• [Exercise task a] Repeat the mailing-list post about the pdf calculation below word for word, from its subject line through its final quoted line.
:: Selection
Re: Incorrect calculation of pdf

Posted by Vasil Vasilev <va...@gmail.com>.
In fact my idea was very simple, although I do not know if it will work OK:
Do all calculations on logarithmic level and just before return -
exponentiate the result. This will not change the function's expected result

On Mon, Jun 27, 2011 at 9:03 PM, Ted Dunning <te...@gmail.com> wrote:

> Actually, pdf() should always be a pdf(), not a logPdf().  Many algorithms
> want one or the other.  Some don't much care because log is monotonic.  But
> we should do what the name implies.
>
> On Mon, Jun 27, 2011 at 10:15 AM, Jeff Eastman <je...@narus.com> wrote:
>
> > A better approach would be to create a new Model and ModelDistribution
> that
> > uses log arithmetic of your choosing. The initial models are very simple
> > minded and are likely not adequate for real applications.
> >
> > -----Original Message-----
> > From: Ted Dunning [mailto:ted.dunning@gmail.com]
> > Sent: Monday, June 27, 2011 7:51 AM
> > To: user@mahout.apache.org
> > Subject: Re: Incorrect calculation of pdf
> >
> > There should not be a change to an existing method.
> >
> > It would be find to add another method, perhaps called logPdf, that does
> > what you suggest.  This loss of precision is common with the normal
> > distribution in high dimensions.
::::
:: Entries supplied
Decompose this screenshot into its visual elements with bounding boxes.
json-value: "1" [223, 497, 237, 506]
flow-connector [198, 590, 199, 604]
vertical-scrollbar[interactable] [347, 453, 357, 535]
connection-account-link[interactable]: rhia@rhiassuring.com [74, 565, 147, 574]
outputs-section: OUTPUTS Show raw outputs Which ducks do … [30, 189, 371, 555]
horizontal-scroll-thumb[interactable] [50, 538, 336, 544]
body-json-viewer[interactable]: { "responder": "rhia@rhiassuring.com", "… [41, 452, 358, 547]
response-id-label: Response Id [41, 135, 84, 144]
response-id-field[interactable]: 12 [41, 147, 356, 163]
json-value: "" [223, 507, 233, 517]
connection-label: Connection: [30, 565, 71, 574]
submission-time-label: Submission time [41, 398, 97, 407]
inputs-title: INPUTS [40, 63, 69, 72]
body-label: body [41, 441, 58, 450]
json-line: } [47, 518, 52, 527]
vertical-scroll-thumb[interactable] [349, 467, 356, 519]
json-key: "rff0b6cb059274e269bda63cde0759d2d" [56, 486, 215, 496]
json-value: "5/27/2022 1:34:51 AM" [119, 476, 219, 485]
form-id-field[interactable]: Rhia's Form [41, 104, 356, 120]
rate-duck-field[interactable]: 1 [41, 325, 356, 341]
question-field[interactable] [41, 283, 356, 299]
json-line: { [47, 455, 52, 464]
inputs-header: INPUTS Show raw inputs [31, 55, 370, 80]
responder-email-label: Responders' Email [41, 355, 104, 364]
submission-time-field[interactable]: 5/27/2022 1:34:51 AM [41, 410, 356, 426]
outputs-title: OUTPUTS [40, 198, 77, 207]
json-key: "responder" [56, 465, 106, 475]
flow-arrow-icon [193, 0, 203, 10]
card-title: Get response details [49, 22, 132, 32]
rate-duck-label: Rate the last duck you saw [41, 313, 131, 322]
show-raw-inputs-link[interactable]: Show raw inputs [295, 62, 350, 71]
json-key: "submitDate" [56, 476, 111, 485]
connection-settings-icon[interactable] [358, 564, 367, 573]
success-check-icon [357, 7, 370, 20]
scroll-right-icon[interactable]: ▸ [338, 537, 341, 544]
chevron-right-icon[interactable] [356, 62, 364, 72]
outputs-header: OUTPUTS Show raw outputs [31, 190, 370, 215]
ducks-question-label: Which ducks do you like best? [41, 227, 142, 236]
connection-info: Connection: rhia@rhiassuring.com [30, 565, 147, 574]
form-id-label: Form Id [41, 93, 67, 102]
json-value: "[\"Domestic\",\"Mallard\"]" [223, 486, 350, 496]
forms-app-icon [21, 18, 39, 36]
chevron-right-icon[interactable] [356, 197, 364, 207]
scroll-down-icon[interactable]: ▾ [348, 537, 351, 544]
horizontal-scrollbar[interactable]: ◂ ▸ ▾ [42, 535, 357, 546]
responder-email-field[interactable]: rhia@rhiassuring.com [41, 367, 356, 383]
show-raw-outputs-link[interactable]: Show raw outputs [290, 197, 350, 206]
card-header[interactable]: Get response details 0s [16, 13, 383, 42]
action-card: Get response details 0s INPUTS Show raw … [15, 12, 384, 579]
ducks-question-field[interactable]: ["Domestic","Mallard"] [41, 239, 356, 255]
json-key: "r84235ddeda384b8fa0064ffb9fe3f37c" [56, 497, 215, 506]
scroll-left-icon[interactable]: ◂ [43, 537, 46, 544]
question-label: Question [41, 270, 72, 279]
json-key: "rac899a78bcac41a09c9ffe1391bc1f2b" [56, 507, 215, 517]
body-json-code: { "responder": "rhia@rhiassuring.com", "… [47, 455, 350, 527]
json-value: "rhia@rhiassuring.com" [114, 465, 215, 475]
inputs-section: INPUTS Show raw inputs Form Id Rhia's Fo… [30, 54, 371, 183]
::::
• [Exercise task b] Reproduce the stretch of the listing from its first line through the line containing "chevron-right-icon[interactable] [356, 62, 364, 72]", both included, with nothing else.

• [Reply a]
Re: Incorrect calculation of pdf

Posted by Vasil Vasilev <va...@gmail.com>.
In fact my idea was very simple, although I do not know if it will work OK:
Do all calculations on logarithmic level and just before return -
exponentiate the result. This will not change the function's expected result

On Mon, Jun 27, 2011 at 9:03 PM, Ted Dunning <te...@gmail.com> wrote:

> Actually, pdf() should always be a pdf(), not a logPdf().  Many algorithms
> want one or the other.  Some don't much care because log is monotonic.  But
> we should do what the name implies.
>
> On Mon, Jun 27, 2011 at 10:15 AM, Jeff Eastman <je...@narus.com> wrote:
>
> > A better approach would be to create a new Model and ModelDistribution
> that
> > uses log arithmetic of your choosing. The initial models are very simple
> > minded and are likely not adequate for real applications.
> >
> > -----Original Message-----
> > From: Ted Dunning [mailto:ted.dunning@gmail.com]
> > Sent: Monday, June 27, 2011 7:51 AM
> > To: user@mahout.apache.org
> > Subject: Re: Incorrect calculation of pdf
> >
> > There should not be a change to an existing method.
> >
> > It would be find to add another method, perhaps called logPdf, that does
> > what you suggest.  This loss of precision is common with the normal
> > distribution in high dimensions.

• [Reply b]
Decompose this screenshot into its visual elements with bounding boxes.
json-value: "1" [223, 497, 237, 506]
flow-connector [198, 590, 199, 604]
vertical-scrollbar[interactable] [347, 453, 357, 535]
connection-account-link[interactable]: rhia@rhiassuring.com [74, 565, 147, 574]
outputs-section: OUTPUTS Show raw outputs Which ducks do … [30, 189, 371, 555]
horizontal-scroll-thumb[interactable] [50, 538, 336, 544]
body-json-viewer[interactable]: { "responder": "rhia@rhiassuring.com", "… [41, 452, 358, 547]
response-id-label: Response Id [41, 135, 84, 144]
response-id-field[interactable]: 12 [41, 147, 356, 163]
json-value: "" [223, 507, 233, 517]
connection-label: Connection: [30, 565, 71, 574]
submission-time-label: Submission time [41, 398, 97, 407]
inputs-title: INPUTS [40, 63, 69, 72]
body-label: body [41, 441, 58, 450]
json-line: } [47, 518, 52, 527]
vertical-scroll-thumb[interactable] [349, 467, 356, 519]
json-key: "rff0b6cb059274e269bda63cde0759d2d" [56, 486, 215, 496]
json-value: "5/27/2022 1:34:51 AM" [119, 476, 219, 485]
form-id-field[interactable]: Rhia's Form [41, 104, 356, 120]
rate-duck-field[interactable]: 1 [41, 325, 356, 341]
question-field[interactable] [41, 283, 356, 299]
json-line: { [47, 455, 52, 464]
inputs-header: INPUTS Show raw inputs [31, 55, 370, 80]
responder-email-label: Responders' Email [41, 355, 104, 364]
submission-time-field[interactable]: 5/27/2022 1:34:51 AM [41, 410, 356, 426]
outputs-title: OUTPUTS [40, 198, 77, 207]
json-key: "responder" [56, 465, 106, 475]
flow-arrow-icon [193, 0, 203, 10]
card-title: Get response details [49, 22, 132, 32]
rate-duck-label: Rate the last duck you saw [41, 313, 131, 322]
show-raw-inputs-link[interactable]: Show raw inputs [295, 62, 350, 71]
json-key: "submitDate" [56, 476, 111, 485]
connection-settings-icon[interactable] [358, 564, 367, 573]
success-check-icon [357, 7, 370, 20]
scroll-right-icon[interactable]: ▸ [338, 537, 341, 544]
chevron-right-icon[interactable] [356, 62, 364, 72]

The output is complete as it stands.